* _Task brief_
Write out the records again, exactly, leaving none out.

* _Data excerpts_
>>>
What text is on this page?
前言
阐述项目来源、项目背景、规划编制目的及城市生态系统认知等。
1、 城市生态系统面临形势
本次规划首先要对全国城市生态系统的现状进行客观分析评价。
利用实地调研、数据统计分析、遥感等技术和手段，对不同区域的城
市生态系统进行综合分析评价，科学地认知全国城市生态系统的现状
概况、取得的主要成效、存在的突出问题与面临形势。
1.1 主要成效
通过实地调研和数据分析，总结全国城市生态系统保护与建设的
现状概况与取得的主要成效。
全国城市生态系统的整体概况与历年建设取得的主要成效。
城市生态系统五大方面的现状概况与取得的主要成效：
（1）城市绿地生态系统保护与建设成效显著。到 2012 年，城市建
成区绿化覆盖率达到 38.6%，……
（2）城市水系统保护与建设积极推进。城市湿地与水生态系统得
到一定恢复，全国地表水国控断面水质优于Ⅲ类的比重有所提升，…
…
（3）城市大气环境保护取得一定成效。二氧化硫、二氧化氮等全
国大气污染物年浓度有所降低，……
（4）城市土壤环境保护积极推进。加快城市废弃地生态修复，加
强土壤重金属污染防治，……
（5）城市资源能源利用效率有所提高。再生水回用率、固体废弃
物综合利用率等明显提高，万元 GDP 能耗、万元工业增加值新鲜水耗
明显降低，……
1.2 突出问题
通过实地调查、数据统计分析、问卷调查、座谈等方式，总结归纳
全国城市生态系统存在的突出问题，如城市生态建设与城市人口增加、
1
<<<
* _Exercise answer_
What text is on this page?
前言
阐述项目来源、项目背景、规划编制目的及城市生态系统认知等。
1、 城市生态系统面临形势
本次规划首先要对全国城市生态系统的现状进行客观分析评价。
利用实地调研、数据统计分析、遥感等技术和手段，对不同区域的城
市生态系统进行综合分析评价，科学地认知全国城市生态系统的现状
概况、取得的主要成效、存在的突出问题与面临形势。
1.1 主要成效
通过实地调研和数据分析，总结全国城市生态系统保护与建设的
现状概况与取得的主要成效。
全国城市生态系统的整体概况与历年建设取得的主要成效。
城市生态系统五大方面的现状概况与取得的主要成效：
（1）城市绿地生态系统保护与建设成效显著。到 2012 年，城市建
成区绿化覆盖率达到 38.6%，……
（2）城市水系统保护与建设积极推进。城市湿地与水生态系统得
到一定恢复，全国地表水国控断面水质优于Ⅲ类的比重有所提升，…
…
（3）城市大气环境保护取得一定成效。二氧化硫、二氧化氮等全
国大气污染物年浓度有所降低，……
（4）城市土壤环境保护积极推进。加快城市废弃地生态修复，加
强土壤重金属污染防治，……
（5）城市资源能源利用效率有所提高。再生水回用率、固体废弃
物综合利用率等明显提高，万元 GDP 能耗、万元工业增加值新鲜水耗
明显降低，……
1.2 突出问题
通过实地调查、数据统计分析、问卷调查、座谈等方式，总结归纳
全国城市生态系统存在的突出问题，如城市生态建设与城市人口增加、
1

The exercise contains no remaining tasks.